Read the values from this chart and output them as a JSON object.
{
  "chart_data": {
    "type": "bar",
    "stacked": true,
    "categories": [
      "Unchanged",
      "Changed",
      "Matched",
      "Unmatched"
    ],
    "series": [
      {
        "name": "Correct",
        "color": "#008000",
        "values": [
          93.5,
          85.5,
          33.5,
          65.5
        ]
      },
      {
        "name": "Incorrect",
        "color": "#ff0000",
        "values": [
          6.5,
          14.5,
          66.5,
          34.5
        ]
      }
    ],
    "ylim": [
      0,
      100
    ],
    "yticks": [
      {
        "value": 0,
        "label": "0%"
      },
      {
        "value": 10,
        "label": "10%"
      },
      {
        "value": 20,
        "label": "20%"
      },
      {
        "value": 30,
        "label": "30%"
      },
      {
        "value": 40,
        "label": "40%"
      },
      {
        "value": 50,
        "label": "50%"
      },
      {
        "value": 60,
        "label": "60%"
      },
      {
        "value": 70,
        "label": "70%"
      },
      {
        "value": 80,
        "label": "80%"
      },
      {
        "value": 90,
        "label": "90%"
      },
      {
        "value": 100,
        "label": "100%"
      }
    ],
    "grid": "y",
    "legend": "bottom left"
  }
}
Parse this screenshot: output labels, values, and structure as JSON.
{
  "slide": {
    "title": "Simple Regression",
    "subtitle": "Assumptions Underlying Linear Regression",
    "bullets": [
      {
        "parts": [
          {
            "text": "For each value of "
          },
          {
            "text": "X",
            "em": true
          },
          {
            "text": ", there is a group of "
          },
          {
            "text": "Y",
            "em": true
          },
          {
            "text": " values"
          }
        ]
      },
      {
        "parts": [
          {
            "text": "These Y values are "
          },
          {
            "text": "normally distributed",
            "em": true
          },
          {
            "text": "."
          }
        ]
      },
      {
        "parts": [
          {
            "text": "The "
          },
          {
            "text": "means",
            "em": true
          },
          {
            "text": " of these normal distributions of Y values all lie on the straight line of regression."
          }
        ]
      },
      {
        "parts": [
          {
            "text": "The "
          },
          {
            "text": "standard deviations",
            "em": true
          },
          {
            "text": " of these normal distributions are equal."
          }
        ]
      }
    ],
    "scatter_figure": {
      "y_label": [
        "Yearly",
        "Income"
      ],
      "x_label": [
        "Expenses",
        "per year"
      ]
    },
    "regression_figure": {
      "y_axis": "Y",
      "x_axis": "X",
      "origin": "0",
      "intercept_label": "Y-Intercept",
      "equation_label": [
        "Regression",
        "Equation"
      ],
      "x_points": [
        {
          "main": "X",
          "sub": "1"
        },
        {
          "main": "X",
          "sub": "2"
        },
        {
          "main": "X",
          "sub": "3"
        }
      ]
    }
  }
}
══════
- WORK INSTRUCTIONS: Each line of the listing should be copied exactly.

- ANSWER TO THIS PROBLEM:
Read the values from this chart and output them as a JSON object.
{
  "chart_data": {
    "type": "bar",
    "stacked": true,
    "categories": [
      "Unchanged",
      "Changed",
      "Matched",
      "Unmatched"
    ],
    "series": [
      {
        "name": "Correct",
        "color": "#008000",
        "values": [
          93.5,
          85.5,
          33.5,
          65.5
        ]
      },
      {
        "name": "Incorrect",
        "color": "#ff0000",
        "values": [
          6.5,
          14.5,
          66.5,
          34.5
        ]
      }
    ],
    "ylim": [
      0,
      100
    ],
    "yticks": [
      {
        "value": 0,
        "label": "0%"
      },
      {
        "value": 10,
        "label": "10%"
      },
      {
        "value": 20,
        "label": "20%"
      },
      {
        "value": 30,
        "label": "30%"
      },
      {
        "value": 40,
        "label": "40%"
      },
      {
        "value": 50,
        "label": "50%"
      },
      {
        "value": 60,
        "label": "60%"
      },
      {
        "value": 70,
        "label": "70%"
      },
      {
        "value": 80,
        "label": "80%"
      },
      {
        "value": 90,
        "label": "90%"
      },
      {
        "value": 100,
        "label": "100%"
      }
    ],
    "grid": "y",
    "legend": "bottom left"
  }
}
Parse this screenshot: output labels, values, and structure as JSON.
{
  "slide": {
    "title": "Simple Regression",
    "subtitle": "Assumptions Underlying Linear Regression",
    "bullets": [
      {
        "parts": [
          {
            "text": "For each value of "
          },
          {
            "text": "X",
            "em": true
          },
          {
            "text": ", there is a group of "
          },
          {
            "text": "Y",
            "em": true
          },
          {
            "text": " values"
          }
        ]
      },
      {
        "parts": [
          {
            "text": "These Y values are "
          },
          {
            "text": "normally distributed",
            "em": true
          },
          {
            "text": "."
          }
        ]
      },
      {
        "parts": [
          {
            "text": "The "
          },
          {
            "text": "means",
            "em": true
          },
          {
            "text": " of these normal distributions of Y values all lie on the straight line of regression."
          }
        ]
      },
      {
        "parts": [
          {
            "text": "The "
          },
          {
            "text": "standard deviations",
            "em": true
          },
          {
            "text": " of these normal distributions are equal."
          }
        ]
      }
    ],
    "scatter_figure": {
      "y_label": [
        "Yearly",
        "Income"
      ],
      "x_label": [
        "Expenses",
        "per year"
      ]
    },
    "regression_figure": {
      "y_axis": "Y",
      "x_axis": "X",
      "origin": "0",
      "intercept_label": "Y-Intercept",
      "equation_label": [
        "Regression",
        "Equation"
      ],
      "x_points": [
        {
          "main": "X",
          "sub": "1"
        },
        {
          "main": "X",
          "sub": "2"
        },
        {
          "main": "X",
          "sub": "3"
        }
      ]
    }
  }
}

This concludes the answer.